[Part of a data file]
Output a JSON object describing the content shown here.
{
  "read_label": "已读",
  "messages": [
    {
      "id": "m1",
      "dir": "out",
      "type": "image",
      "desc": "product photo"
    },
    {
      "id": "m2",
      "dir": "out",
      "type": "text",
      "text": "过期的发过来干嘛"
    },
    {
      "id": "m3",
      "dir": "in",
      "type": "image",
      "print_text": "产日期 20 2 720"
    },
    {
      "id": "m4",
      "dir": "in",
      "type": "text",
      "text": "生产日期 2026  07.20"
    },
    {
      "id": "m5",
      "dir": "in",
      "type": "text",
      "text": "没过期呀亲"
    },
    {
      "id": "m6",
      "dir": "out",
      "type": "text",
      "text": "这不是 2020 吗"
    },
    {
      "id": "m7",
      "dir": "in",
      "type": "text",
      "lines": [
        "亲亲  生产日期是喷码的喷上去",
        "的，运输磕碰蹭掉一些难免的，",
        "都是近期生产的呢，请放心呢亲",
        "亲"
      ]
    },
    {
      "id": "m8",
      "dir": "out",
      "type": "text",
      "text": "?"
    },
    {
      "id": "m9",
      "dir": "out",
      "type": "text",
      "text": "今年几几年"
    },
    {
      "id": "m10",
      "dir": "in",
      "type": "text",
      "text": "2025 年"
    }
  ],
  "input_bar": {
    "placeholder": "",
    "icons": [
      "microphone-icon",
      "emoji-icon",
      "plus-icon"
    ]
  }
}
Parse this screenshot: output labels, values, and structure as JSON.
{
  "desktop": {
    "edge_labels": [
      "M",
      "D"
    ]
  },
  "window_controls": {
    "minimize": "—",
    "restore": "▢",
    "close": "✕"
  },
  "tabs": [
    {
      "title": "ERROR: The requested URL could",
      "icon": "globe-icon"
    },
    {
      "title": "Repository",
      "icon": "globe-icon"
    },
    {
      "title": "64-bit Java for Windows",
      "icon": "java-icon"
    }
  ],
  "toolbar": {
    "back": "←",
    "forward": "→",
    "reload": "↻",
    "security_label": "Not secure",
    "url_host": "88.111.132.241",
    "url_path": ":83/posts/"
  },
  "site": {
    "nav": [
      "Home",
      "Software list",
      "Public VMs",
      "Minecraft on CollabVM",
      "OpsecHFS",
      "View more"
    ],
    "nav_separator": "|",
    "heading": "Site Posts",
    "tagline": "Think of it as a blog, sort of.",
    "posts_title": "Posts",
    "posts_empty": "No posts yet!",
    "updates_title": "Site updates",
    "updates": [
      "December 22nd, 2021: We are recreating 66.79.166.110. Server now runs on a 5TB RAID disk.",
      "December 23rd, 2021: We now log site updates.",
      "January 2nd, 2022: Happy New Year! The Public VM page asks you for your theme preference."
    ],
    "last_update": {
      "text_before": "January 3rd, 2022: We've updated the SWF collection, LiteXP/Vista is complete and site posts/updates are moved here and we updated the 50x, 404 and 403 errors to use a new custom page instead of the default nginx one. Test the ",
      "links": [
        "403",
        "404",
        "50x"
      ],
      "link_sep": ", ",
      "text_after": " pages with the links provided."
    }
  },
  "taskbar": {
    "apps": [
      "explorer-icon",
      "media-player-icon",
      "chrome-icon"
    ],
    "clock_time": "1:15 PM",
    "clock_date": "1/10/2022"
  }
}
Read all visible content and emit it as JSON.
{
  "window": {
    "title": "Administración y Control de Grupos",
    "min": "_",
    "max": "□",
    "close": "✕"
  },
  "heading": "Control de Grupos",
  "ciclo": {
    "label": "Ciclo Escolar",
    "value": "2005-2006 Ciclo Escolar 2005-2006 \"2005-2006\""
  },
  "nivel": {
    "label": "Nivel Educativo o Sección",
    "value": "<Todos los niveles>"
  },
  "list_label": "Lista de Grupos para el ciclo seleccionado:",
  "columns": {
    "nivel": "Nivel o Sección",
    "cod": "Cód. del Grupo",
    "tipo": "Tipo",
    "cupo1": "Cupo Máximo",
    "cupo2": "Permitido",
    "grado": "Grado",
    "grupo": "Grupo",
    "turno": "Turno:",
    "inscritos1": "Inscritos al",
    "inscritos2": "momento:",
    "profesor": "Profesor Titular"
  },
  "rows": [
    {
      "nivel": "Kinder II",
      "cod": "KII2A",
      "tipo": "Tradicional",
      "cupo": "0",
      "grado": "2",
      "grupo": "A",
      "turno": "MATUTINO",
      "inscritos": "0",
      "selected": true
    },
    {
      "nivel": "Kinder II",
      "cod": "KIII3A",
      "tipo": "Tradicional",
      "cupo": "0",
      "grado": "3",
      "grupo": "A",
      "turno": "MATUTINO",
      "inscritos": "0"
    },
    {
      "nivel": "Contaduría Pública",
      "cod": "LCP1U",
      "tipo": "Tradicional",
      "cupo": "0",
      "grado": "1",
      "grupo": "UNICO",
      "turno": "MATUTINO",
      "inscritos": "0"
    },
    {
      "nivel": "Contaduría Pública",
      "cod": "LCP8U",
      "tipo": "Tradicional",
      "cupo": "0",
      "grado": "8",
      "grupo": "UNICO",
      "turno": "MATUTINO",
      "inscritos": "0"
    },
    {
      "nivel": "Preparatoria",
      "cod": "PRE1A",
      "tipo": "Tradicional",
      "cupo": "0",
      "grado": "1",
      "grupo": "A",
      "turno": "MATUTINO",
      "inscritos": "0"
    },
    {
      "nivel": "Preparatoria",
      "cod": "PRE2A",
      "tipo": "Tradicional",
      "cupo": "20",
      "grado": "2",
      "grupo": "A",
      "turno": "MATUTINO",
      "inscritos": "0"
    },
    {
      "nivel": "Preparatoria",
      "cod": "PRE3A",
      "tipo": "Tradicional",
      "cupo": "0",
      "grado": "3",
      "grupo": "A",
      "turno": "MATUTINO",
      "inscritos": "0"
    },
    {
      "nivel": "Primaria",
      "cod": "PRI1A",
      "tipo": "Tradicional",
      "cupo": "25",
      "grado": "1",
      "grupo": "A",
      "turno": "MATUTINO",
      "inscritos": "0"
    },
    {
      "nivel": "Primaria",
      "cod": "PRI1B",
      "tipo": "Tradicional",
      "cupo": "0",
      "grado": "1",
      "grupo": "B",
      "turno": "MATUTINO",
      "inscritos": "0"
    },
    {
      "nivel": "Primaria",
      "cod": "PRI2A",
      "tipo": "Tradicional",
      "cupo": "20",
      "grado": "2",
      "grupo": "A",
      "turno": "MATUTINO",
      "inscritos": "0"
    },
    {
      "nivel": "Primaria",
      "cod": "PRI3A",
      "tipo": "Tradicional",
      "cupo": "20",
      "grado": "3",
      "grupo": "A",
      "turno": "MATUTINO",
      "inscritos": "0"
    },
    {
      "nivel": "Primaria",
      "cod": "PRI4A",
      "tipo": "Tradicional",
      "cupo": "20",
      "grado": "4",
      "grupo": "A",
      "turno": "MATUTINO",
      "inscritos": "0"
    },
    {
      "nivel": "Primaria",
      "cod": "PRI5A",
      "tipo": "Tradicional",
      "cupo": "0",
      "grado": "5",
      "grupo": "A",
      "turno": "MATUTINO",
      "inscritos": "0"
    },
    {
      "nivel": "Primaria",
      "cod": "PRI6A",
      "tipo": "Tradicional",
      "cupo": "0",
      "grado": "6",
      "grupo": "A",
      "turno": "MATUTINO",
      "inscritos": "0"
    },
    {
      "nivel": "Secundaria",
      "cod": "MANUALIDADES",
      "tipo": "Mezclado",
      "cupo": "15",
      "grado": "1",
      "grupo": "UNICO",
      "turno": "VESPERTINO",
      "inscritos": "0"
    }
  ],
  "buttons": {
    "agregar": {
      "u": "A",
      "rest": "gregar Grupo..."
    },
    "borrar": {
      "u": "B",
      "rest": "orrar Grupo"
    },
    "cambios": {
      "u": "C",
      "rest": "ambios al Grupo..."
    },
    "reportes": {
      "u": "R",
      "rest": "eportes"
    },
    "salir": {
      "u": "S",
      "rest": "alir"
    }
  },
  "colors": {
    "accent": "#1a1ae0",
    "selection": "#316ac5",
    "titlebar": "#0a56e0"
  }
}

## Instruction
Count the lines above that contain the word "JSON", and give only that number.

## Written reply
3